→ **STORED RECORDS**
## Start

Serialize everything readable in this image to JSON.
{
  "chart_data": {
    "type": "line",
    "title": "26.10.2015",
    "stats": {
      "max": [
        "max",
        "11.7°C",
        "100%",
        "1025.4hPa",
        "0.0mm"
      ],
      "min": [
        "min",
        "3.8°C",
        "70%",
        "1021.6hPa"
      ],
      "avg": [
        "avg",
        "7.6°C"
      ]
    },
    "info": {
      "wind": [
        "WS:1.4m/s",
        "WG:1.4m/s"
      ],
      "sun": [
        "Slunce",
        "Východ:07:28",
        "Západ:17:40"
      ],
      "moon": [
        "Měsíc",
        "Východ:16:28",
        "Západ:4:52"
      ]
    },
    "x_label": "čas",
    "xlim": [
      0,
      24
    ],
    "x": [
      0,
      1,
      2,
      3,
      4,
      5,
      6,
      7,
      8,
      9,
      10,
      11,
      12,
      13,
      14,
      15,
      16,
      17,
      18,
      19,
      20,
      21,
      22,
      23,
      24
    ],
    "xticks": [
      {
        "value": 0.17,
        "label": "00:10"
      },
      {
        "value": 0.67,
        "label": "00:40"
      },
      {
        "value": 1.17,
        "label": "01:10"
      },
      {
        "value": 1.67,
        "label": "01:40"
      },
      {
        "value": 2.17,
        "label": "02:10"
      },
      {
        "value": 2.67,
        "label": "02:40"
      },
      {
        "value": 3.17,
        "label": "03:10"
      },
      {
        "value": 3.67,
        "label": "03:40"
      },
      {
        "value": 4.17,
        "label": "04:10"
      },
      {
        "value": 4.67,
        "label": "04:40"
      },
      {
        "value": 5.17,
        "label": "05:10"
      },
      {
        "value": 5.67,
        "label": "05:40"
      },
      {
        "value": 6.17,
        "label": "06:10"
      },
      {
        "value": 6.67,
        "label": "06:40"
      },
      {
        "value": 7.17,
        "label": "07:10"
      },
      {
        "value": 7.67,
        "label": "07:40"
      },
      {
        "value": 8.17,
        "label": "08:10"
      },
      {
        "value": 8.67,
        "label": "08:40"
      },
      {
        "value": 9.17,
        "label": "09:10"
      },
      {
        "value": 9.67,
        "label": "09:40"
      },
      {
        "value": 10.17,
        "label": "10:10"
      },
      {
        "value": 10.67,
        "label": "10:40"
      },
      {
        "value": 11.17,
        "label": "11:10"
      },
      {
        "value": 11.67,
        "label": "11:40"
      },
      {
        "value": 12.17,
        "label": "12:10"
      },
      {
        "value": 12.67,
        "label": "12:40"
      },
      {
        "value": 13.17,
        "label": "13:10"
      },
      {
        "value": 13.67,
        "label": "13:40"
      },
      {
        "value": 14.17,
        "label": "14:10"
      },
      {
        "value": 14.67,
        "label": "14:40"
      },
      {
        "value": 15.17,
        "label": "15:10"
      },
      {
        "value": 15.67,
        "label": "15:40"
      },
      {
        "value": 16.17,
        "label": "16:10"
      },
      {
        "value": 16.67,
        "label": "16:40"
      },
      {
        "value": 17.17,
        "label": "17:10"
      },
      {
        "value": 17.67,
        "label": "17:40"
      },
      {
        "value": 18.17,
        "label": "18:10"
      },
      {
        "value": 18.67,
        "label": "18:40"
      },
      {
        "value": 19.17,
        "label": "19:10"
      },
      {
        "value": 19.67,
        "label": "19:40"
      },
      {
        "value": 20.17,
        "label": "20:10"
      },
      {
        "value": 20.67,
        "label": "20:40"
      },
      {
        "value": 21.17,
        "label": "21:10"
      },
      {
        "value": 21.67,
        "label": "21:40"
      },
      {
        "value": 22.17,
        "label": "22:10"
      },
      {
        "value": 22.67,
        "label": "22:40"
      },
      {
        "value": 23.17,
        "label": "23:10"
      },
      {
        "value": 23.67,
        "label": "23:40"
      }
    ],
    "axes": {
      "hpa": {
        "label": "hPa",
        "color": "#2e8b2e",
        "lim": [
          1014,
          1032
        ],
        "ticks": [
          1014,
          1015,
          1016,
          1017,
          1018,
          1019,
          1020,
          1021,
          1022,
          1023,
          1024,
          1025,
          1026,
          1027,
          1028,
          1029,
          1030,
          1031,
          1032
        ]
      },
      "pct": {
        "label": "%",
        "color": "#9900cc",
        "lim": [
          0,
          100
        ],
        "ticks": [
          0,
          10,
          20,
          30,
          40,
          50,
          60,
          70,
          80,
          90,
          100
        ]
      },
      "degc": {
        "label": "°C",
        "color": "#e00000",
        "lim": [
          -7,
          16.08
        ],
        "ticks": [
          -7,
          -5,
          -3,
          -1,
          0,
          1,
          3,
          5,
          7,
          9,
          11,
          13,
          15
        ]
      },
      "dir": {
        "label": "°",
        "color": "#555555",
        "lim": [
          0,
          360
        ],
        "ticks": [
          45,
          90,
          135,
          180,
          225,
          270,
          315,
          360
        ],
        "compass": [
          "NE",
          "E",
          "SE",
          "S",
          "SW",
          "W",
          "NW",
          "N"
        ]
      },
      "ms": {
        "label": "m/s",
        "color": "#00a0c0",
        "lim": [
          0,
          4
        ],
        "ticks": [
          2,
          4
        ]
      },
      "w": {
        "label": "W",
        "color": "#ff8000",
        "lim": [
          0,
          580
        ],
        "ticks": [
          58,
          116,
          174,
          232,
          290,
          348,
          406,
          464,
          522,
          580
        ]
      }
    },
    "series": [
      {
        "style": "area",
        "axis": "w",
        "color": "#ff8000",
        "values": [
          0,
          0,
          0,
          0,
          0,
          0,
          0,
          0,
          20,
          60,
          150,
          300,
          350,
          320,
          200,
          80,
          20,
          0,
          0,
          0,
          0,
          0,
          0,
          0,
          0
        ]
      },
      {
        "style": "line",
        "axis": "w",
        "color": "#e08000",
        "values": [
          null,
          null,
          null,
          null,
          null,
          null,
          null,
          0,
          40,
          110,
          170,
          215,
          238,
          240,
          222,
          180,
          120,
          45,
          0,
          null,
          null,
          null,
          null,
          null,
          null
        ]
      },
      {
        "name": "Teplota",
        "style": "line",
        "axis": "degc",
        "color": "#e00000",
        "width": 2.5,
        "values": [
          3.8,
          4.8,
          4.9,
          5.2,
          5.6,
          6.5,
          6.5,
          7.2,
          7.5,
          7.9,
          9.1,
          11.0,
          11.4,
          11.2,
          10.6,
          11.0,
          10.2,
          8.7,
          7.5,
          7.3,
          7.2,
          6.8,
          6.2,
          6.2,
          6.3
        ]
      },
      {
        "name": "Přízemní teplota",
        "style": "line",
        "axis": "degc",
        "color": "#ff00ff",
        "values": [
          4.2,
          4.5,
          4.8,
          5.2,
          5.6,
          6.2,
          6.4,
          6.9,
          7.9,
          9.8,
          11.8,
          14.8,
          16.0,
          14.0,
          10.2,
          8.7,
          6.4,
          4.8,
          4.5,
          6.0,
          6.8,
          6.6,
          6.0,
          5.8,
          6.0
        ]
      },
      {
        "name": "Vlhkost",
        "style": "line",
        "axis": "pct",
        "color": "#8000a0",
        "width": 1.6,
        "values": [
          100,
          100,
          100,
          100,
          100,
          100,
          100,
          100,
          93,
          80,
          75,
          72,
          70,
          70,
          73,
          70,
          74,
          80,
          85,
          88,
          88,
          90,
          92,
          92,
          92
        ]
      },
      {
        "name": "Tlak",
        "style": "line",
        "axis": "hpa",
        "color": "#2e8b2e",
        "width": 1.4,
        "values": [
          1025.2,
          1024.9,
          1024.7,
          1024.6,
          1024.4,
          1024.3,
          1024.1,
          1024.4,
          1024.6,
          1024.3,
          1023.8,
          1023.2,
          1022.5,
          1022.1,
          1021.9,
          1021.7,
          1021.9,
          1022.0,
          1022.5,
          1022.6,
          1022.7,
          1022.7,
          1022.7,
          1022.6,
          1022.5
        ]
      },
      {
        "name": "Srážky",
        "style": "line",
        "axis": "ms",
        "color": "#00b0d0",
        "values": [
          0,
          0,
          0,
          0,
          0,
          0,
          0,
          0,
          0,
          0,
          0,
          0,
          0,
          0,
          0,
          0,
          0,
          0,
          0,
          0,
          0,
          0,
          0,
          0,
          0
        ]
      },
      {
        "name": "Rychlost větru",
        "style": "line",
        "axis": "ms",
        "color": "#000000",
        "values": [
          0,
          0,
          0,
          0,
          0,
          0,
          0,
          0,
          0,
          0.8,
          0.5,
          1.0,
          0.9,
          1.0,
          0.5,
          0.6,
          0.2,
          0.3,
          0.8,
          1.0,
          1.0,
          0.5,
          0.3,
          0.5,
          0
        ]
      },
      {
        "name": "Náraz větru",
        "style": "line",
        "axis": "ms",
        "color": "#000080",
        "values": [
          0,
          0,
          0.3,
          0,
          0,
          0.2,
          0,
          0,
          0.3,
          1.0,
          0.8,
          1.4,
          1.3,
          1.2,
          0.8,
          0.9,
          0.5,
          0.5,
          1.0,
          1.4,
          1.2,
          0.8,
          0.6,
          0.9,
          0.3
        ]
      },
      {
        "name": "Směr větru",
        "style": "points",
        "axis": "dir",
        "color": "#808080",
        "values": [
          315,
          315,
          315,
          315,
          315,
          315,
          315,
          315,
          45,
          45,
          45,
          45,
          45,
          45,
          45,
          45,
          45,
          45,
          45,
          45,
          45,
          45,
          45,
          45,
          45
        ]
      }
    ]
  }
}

## End

→ **YOUR TASK**
Look through the listing above. Pick out each line with "větru" and copy it.

→ **SOLUTION TO THIS PROBLEM**
        "name": "Rychlost větru",
        "name": "Náraz větru",
        "name": "Směr větru",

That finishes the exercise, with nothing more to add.